Items listed in a dataset:
[START]
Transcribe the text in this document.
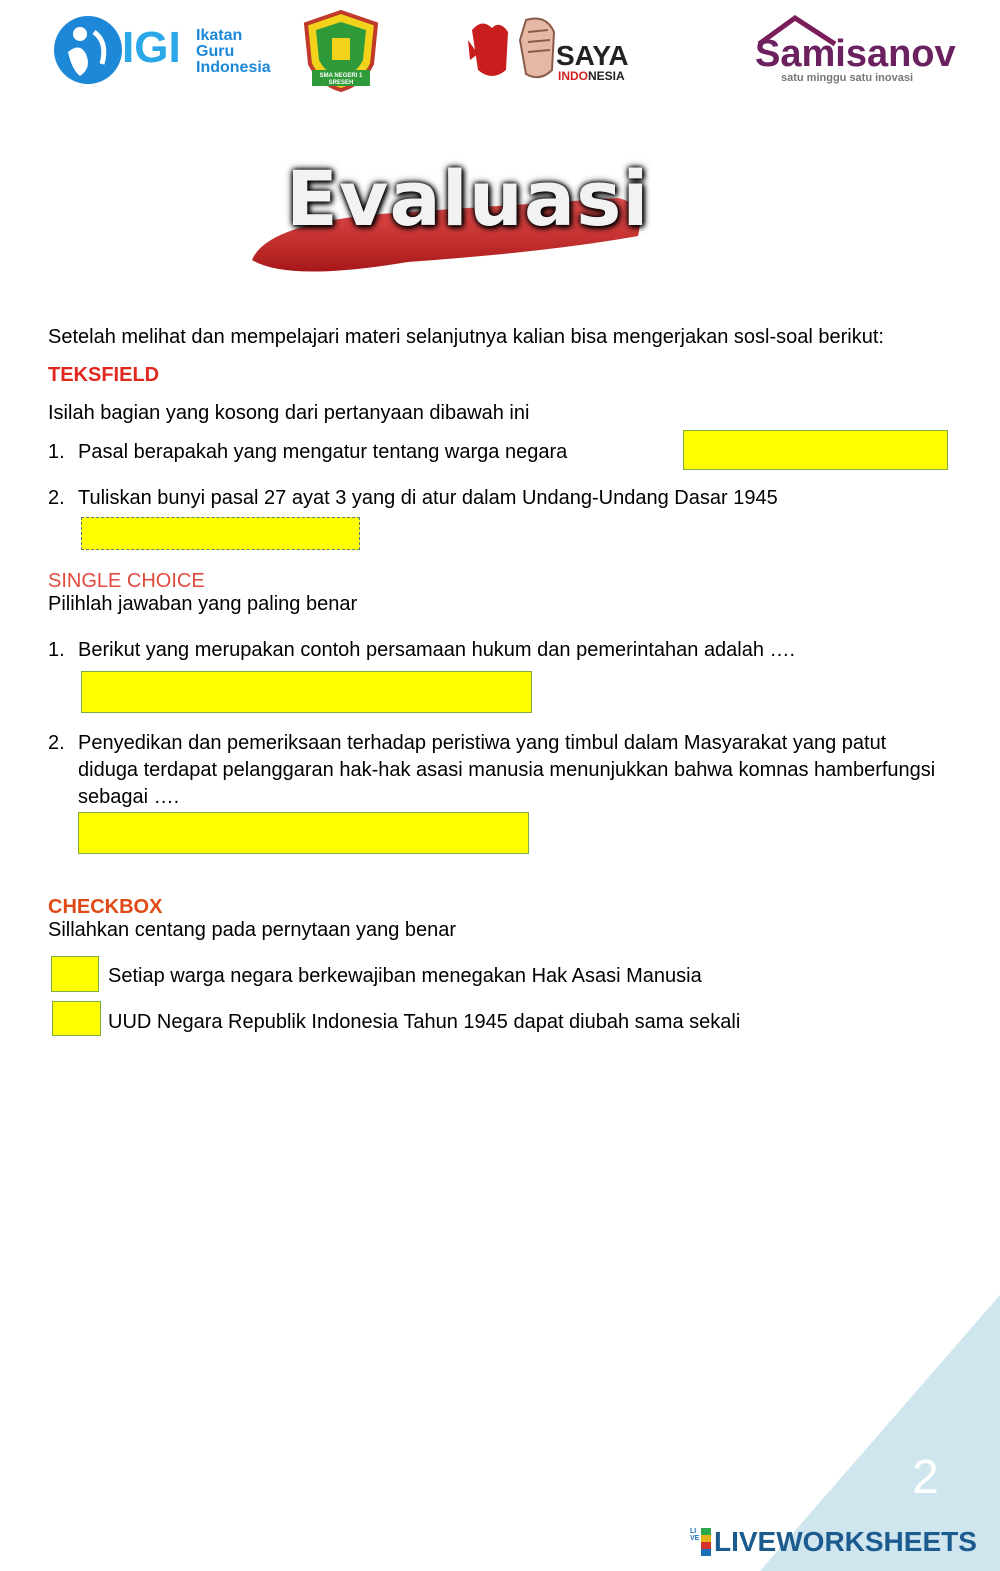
IGI Ikatan
Guru
Indonesia	SMA NEGERI 1 SRESEH
SAYA
INDONESIA
Samisanov
satu minggu satu inovasi
Evaluasi
Setelah melihat dan mempelajari materi selanjutnya kalian bisa mengerjakan sosl-soal berikut:
TEKSFIELD
Isilah bagian yang kosong dari pertanyaan dibawah ini
1. Pasal berapakah yang mengatur tentang warga negara
2. Tuliskan bunyi pasal 27 ayat 3 yang di atur dalam Undang-Undang Dasar 1945
SINGLE CHOICE
Pilihlah jawaban yang paling benar
1. Berikut yang merupakan contoh persamaan hukum dan pemerintahan adalah ….
2. Penyedikan dan pemeriksaan terhadap peristiwa yang timbul dalam Masyarakat yang patut
diduga terdapat pelanggaran hak-hak asasi manusia menunjukkan bahwa komnas hamberfungsi
sebagai ….
CHECKBOX
Sillahkan centang pada pernytaan yang benar
Setiap warga negara berkewajiban menegakan Hak Asasi Manusia
UUD Negara Republik Indonesia Tahun 1945 dapat diubah sama sekali
2
LIVE LIVEWORKSHEETS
[END]
▶ _EXERCISE TASK_:
Repeat each entry precisely as it appears. Leave the pictures out.

▶ _RESULT OF THIS TASK_:
Transcribe the text in this document.
IGI Ikatan
Guru
Indonesia	SMA NEGERI 1 SRESEH
SAYA
INDONESIA
Samisanov
satu minggu satu inovasi
Evaluasi
Setelah melihat dan mempelajari materi selanjutnya kalian bisa mengerjakan sosl-soal berikut:
TEKSFIELD
Isilah bagian yang kosong dari pertanyaan dibawah ini
1. Pasal berapakah yang mengatur tentang warga negara
2. Tuliskan bunyi pasal 27 ayat 3 yang di atur dalam Undang-Undang Dasar 1945
SINGLE CHOICE
Pilihlah jawaban yang paling benar
1. Berikut yang merupakan contoh persamaan hukum dan pemerintahan adalah ….
2. Penyedikan dan pemeriksaan terhadap peristiwa yang timbul dalam Masyarakat yang patut
diduga terdapat pelanggaran hak-hak asasi manusia menunjukkan bahwa komnas hamberfungsi
sebagai ….
CHECKBOX
Sillahkan centang pada pernytaan yang benar
Setiap warga negara berkewajiban menegakan Hak Asasi Manusia
UUD Negara Republik Indonesia Tahun 1945 dapat diubah sama sekali
2
LIVE LIVEWORKSHEETS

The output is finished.